*PROBLEM REQUIREMENTS*.
Collect the lines of the entries where "توفي" shows up.

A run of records
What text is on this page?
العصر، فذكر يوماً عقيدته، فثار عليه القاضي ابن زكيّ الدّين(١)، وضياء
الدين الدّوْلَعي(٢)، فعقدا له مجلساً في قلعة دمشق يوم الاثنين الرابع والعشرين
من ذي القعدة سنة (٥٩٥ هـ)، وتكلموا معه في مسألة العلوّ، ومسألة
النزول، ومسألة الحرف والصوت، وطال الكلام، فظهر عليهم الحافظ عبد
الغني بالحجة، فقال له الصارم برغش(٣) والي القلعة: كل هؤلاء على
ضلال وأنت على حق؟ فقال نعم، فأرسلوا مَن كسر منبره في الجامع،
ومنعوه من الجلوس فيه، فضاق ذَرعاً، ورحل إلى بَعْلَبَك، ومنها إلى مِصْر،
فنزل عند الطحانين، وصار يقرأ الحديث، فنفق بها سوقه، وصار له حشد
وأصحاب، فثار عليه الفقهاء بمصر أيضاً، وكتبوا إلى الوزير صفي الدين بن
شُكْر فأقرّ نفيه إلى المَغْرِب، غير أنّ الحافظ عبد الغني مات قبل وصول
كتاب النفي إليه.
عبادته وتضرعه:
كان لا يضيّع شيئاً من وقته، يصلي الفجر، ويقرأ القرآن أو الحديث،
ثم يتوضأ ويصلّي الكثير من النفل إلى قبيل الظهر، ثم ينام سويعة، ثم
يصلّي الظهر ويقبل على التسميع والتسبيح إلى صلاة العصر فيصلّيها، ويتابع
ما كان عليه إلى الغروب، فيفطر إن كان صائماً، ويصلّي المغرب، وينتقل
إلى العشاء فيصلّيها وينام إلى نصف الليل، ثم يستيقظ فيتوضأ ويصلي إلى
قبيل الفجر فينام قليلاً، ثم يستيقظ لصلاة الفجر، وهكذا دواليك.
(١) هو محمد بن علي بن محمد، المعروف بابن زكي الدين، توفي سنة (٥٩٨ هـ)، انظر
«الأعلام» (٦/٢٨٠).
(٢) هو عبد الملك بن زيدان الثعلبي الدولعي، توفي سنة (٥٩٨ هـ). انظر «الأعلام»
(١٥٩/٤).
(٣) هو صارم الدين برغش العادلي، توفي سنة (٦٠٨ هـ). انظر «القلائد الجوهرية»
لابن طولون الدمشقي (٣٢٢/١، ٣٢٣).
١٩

*ANSWER TO THIS TASK*.
(١) هو محمد بن علي بن محمد، المعروف بابن زكي الدين، توفي سنة (٥٩٨ هـ)، انظر
(٢) هو عبد الملك بن زيدان الثعلبي الدولعي، توفي سنة (٥٩٨ هـ). انظر «الأعلام»
(٣) هو صارم الدين برغش العادلي، توفي سنة (٦٠٨ هـ). انظر «القلائد الجوهرية»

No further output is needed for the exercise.